• _TASK LIST_:
1) From the piece below on whooper swans in the Carse of Stirling, list every peak named in the arc of mountains that stood clear and blue from west to north.
2) In the swan piece below, what is the maximum number of swans the writer saw gathered in the field before the geese joined them?

• _EXCERPT TO READ_:
......

A… Chaos of Swans?

When startled by a microlight or helicopter, geese and whooper swans have an unusual and dramatically different response…


Sometimes the hardest part is getting into the passenger seat from the driving seat without leaving the car.

Leaving the car would alarm the birds, which is exactly what I was trying not to do. I had to change seats because if I had turned the car round instead, the angle, the light, the background and my general state of comfort and well-being would have been adversely affect, so I changed seats without getting out of the car, with a wistful memory of an old Vauxhall Victor that had a bench seat, a steering column gear lever and a dashboard-mounted handbrake. Now that was a car designed wit nature writers in mind.

As it was, I had coasted the last 50 yards to where I wanted to stop, slid the passenger window halfway down, then switched seats without sustaining self-inflicted injury, settled into the comfort of the passenger seat and used the top of the halfway -down window to rest the camera lens.

One hundred yards away, the drowsy objects of my attention barely raised a head or a murmur. So far so good.

I had been stalking this situation for days, but the days had not been kind – dark and drizzly, grey and grubby – the kind of days that seep icily into the spirit of nature and nature watcher alike. At last the wind shifted, the moon strode across the sky and the morning after was clear and bright, so I abandoned the writing desk  for the flat lowlands of the Carse of Stirling.

Whooper swans like the Carse. Sometimes they settle in the same field for days, weeks if the feeding is good enough and if the field sustains half an acre of floodwater. The floodwater seems to be crucial, an essential element of their comfort zone.

For several days I had marked the gradual build-up of swans in just such a field until they had mustered 30 birds, and these were joined by fluctuating hundreds of pink-footed and a handful of Canada geese. A quiet B-road with a wide grass verge bordering the field, so  I could get the car within a hundred yards.


“All I needed was a bright morning.”


The field was in stubble and all the swans and two or three hundred geese were clustered around the floodwater. An arc of mountains stood clear and blue from west to north, Ben Lomond to Stuc a’ Chroin ad Ben Vorlich with Ben Ledi for a centrepiece. The sun bore low across the slabby, terraced ramparts of the Gargunnock Hills to the south.

Stirling Castle and the Wallace Monument on their crags and the gable end of the Ochil Hills terminated the prospect eastwards. There are worse places.

The swans began to stir. A group of six appeared to reach a consensus, got to their feet in unison and began walking in well-spaced single file towards the north end of the field, where they began to feed on spilled grain. At first the other swans either watched or dozed on, but over the next half hour they followed a few at a ta time until every swan was head-down in the stubble.

......

• _SOURCE MATERIAL_:
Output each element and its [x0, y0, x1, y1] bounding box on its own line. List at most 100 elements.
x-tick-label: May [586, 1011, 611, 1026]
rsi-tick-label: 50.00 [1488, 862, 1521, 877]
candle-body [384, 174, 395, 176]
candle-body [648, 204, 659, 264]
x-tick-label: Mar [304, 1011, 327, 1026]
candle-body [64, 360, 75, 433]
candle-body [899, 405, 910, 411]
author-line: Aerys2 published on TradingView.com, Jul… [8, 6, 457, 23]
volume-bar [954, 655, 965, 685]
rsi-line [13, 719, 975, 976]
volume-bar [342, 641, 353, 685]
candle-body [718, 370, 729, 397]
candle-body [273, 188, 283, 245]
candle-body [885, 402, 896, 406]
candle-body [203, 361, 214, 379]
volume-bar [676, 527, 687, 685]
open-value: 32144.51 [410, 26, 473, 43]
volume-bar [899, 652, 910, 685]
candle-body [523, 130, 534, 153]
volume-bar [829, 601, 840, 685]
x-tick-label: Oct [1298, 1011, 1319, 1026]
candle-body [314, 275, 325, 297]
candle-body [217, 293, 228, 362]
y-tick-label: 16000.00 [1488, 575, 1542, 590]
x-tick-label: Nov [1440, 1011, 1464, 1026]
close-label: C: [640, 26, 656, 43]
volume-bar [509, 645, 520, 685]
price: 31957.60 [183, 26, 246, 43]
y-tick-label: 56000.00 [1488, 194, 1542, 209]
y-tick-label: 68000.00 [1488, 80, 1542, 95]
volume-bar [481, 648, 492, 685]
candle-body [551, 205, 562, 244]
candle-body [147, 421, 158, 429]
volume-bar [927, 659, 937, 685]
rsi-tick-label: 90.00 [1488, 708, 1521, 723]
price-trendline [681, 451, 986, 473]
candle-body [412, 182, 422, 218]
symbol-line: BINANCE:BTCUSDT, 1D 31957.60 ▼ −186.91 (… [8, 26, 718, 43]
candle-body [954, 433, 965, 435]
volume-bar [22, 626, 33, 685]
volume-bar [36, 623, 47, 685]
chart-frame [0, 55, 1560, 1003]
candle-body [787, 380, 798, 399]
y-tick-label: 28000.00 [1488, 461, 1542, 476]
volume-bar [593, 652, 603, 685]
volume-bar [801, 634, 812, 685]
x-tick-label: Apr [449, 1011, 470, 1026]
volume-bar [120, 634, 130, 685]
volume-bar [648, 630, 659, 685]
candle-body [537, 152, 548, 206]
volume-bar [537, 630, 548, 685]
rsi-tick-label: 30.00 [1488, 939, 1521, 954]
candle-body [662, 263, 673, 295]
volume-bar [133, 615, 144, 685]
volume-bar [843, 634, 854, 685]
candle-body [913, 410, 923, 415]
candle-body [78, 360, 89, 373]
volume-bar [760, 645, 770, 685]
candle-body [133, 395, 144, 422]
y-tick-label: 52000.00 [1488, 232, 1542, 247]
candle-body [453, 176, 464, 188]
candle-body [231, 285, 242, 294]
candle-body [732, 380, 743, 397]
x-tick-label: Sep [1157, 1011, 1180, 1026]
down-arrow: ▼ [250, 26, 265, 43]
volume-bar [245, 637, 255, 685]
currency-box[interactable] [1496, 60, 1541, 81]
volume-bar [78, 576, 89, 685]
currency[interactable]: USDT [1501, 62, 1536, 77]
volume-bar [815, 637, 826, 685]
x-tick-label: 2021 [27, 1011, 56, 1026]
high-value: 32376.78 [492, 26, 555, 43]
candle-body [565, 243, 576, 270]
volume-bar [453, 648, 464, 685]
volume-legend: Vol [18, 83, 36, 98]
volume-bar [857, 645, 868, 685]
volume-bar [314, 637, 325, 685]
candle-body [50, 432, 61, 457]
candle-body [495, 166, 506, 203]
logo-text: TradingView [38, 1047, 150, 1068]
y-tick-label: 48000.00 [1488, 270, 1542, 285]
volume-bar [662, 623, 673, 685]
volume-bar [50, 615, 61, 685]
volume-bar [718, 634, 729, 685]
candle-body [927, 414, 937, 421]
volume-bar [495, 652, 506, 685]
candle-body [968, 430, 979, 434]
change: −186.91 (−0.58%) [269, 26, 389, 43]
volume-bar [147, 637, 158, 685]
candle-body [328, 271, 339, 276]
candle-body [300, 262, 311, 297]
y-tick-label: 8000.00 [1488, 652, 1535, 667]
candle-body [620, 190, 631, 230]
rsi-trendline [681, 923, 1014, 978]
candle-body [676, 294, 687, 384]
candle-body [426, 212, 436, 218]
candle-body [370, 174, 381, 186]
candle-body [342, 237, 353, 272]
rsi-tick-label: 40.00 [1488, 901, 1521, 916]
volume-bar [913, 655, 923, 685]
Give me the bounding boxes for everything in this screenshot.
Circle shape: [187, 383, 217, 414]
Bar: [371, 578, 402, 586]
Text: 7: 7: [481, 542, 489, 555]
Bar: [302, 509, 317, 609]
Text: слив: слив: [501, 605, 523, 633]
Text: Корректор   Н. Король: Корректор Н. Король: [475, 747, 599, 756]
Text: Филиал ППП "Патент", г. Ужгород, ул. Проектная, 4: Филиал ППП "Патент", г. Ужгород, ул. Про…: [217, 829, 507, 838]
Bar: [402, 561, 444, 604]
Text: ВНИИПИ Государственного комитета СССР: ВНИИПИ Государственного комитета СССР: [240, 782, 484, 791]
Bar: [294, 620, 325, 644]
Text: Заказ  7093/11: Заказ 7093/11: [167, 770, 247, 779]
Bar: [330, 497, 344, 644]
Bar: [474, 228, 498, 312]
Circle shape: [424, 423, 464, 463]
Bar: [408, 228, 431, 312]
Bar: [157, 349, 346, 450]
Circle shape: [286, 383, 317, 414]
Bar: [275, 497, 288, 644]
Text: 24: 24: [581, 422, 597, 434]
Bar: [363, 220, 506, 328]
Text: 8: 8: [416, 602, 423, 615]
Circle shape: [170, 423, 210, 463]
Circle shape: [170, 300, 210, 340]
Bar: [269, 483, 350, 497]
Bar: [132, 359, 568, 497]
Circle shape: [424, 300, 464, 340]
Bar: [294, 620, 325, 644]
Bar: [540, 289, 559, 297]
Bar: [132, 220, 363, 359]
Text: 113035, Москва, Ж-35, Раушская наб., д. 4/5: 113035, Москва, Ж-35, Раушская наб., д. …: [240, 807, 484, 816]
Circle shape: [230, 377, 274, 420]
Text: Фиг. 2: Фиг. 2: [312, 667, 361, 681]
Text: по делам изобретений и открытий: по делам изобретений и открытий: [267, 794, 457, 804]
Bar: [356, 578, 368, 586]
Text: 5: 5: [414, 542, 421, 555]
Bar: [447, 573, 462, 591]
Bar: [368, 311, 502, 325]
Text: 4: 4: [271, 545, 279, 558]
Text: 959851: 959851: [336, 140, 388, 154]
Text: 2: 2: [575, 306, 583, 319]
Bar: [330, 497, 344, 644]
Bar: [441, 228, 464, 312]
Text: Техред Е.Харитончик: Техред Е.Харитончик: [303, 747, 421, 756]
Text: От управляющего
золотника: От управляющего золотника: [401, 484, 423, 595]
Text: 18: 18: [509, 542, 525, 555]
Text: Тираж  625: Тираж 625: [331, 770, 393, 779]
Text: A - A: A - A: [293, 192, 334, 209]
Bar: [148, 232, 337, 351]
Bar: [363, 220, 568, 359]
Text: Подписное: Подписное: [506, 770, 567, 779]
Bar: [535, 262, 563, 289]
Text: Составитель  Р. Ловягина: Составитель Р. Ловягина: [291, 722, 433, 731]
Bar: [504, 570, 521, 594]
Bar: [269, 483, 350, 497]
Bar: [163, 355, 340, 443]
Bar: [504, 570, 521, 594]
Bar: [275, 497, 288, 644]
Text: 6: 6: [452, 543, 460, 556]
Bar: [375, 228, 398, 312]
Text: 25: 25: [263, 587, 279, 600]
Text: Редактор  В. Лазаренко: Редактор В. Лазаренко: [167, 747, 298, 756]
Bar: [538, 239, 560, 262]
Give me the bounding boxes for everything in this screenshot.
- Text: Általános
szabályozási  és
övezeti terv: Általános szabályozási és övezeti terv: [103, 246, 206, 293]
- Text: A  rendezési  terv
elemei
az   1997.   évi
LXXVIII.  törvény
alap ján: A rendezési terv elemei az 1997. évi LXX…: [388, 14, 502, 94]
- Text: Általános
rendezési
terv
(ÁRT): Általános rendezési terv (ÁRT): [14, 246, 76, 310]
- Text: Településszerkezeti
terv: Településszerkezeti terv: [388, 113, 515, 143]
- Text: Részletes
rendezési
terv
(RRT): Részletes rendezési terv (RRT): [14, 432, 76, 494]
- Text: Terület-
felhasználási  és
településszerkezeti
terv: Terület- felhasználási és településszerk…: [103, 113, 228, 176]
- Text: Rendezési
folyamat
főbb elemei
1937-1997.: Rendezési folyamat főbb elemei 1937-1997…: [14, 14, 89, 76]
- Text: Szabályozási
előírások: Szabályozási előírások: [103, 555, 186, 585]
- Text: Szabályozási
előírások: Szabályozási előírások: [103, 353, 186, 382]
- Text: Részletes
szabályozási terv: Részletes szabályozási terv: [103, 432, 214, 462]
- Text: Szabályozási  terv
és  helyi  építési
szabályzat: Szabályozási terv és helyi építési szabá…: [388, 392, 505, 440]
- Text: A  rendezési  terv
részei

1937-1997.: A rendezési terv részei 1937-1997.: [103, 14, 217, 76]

......

• _ANSWERS FOR EACH ITEM_:
1)
Ben Lomond
Stuc a' Chroin
Ben Vorlich
Ben Ledi

2) 30 birds.